[Records contained in a dataset]
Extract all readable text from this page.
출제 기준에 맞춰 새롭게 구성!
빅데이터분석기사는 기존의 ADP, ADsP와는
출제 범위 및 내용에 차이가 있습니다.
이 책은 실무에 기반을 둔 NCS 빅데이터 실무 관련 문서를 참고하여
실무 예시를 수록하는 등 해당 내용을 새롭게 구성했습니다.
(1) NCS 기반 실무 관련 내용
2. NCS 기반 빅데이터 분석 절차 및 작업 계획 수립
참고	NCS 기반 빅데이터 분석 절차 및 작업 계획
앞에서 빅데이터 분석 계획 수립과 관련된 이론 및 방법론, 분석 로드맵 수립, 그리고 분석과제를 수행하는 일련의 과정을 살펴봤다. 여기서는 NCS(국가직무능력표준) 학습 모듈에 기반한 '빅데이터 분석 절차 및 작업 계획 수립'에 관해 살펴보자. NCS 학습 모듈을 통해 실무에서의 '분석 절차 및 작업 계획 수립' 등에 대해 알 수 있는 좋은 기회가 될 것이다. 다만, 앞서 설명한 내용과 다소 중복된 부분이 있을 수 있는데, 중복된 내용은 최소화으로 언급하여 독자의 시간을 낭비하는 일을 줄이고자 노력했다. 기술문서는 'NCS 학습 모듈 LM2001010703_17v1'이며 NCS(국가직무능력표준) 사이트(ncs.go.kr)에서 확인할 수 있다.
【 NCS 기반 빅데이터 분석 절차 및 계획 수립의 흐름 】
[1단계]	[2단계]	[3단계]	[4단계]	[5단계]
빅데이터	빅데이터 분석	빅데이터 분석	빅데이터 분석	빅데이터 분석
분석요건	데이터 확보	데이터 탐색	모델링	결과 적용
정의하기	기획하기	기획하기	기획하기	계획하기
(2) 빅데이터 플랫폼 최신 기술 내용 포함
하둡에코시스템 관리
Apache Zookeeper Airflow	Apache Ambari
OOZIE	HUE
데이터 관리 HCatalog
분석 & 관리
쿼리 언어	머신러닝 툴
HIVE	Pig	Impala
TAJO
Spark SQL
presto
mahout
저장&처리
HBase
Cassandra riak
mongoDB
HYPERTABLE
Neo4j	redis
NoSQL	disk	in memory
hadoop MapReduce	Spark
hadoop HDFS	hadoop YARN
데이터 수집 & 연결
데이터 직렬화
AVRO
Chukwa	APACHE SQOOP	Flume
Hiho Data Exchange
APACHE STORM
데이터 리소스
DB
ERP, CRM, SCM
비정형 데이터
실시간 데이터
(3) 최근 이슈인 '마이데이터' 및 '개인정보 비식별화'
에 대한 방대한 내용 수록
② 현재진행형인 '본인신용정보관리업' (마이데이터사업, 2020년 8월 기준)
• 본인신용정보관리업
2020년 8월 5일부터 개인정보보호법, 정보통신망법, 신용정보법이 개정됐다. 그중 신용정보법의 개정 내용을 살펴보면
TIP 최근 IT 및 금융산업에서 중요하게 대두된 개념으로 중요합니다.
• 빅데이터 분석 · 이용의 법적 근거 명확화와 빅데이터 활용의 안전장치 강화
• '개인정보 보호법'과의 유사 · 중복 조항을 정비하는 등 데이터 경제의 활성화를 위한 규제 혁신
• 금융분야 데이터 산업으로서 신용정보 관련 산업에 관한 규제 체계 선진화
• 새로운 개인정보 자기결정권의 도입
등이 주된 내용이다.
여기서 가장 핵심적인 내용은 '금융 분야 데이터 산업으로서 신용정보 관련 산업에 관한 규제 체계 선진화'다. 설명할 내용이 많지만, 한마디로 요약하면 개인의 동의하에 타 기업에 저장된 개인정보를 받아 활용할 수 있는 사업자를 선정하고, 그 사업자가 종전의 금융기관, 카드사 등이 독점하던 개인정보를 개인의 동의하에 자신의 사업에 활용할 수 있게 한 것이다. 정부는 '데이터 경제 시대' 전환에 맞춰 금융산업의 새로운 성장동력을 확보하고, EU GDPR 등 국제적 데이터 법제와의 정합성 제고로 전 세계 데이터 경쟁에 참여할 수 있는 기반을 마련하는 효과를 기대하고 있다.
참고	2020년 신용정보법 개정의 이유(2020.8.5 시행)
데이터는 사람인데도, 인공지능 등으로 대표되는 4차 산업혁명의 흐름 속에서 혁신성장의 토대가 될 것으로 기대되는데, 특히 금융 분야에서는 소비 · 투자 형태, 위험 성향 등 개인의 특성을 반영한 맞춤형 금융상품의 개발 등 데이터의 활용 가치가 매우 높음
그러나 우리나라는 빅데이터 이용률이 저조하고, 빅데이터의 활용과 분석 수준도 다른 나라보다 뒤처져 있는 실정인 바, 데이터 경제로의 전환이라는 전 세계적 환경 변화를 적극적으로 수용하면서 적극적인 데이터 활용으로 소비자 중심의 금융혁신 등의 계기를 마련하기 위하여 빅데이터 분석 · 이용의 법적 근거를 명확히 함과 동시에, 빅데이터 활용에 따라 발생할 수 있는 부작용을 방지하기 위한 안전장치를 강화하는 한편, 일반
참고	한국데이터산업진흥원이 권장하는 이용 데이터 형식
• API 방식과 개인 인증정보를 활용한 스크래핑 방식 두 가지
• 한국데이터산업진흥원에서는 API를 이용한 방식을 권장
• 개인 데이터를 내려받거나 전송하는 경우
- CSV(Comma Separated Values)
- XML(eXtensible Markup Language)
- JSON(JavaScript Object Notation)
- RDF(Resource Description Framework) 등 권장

What is asked: Report how many lines of the listing above include the word "산업으로서". Say nothing but the number.

The response: 2